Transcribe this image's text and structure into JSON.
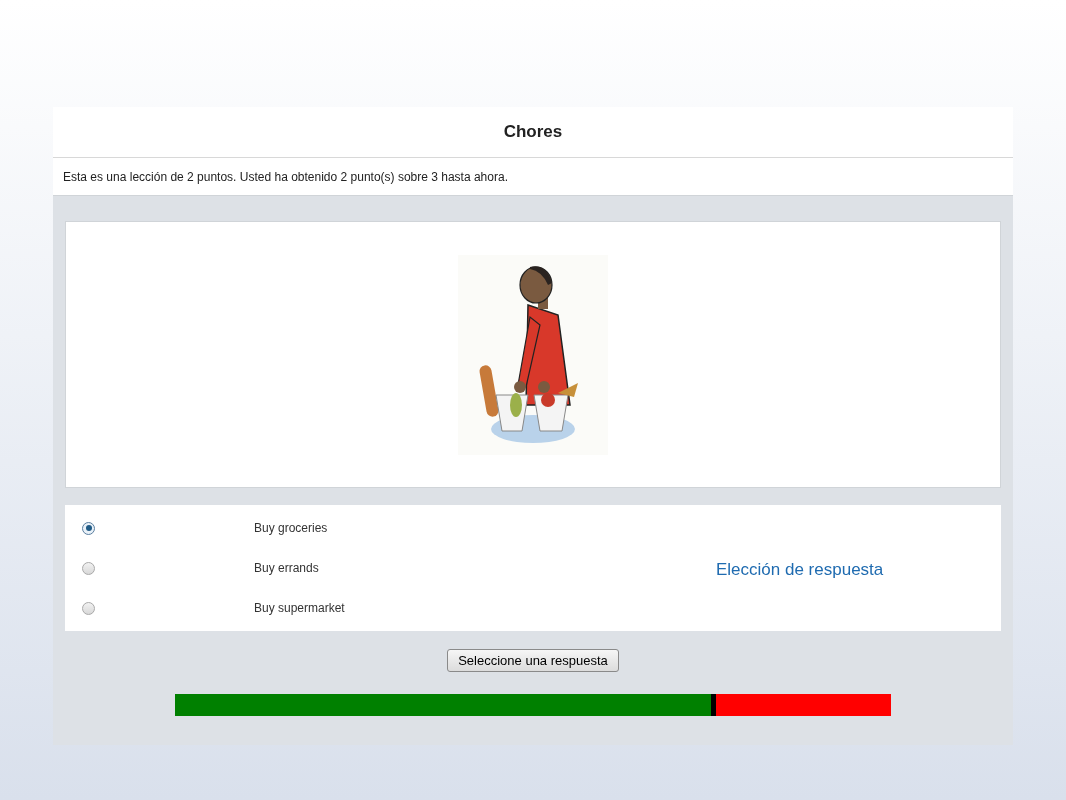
{
  "lesson": {
    "title": "Chores",
    "info": "Esta es una lección de 2 puntos. Usted ha obtenido 2 punto(s) sobre 3 hasta ahora."
  },
  "answers": [
    {
      "label": "Buy groceries",
      "selected": true
    },
    {
      "label": "Buy errands",
      "selected": false
    },
    {
      "label": "Buy supermarket",
      "selected": false
    }
  ],
  "annotation": "Elección de respuesta",
  "submit_button": "Seleccione una respuesta",
  "progress": {
    "level": 0.755
  }
}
──────
EXERCISE PROMPT: Reproduce each entry verbatim, excluding any embedded images.

EXERCISE SOLUTION:
Transcribe this image's text and structure into JSON.
{
  "lesson": {
    "title": "Chores",
    "info": "Esta es una lección de 2 puntos. Usted ha obtenido 2 punto(s) sobre 3 hasta ahora."
  },
  "answers": [
    {
      "label": "Buy groceries",
      "selected": true
    },
    {
      "label": "Buy errands",
      "selected": false
    },
    {
      "label": "Buy supermarket",
      "selected": false
    }
  ],
  "annotation": "Elección de respuesta",
  "submit_button": "Seleccione una respuesta",
  "progress": {
    "level": 0.755
  }
}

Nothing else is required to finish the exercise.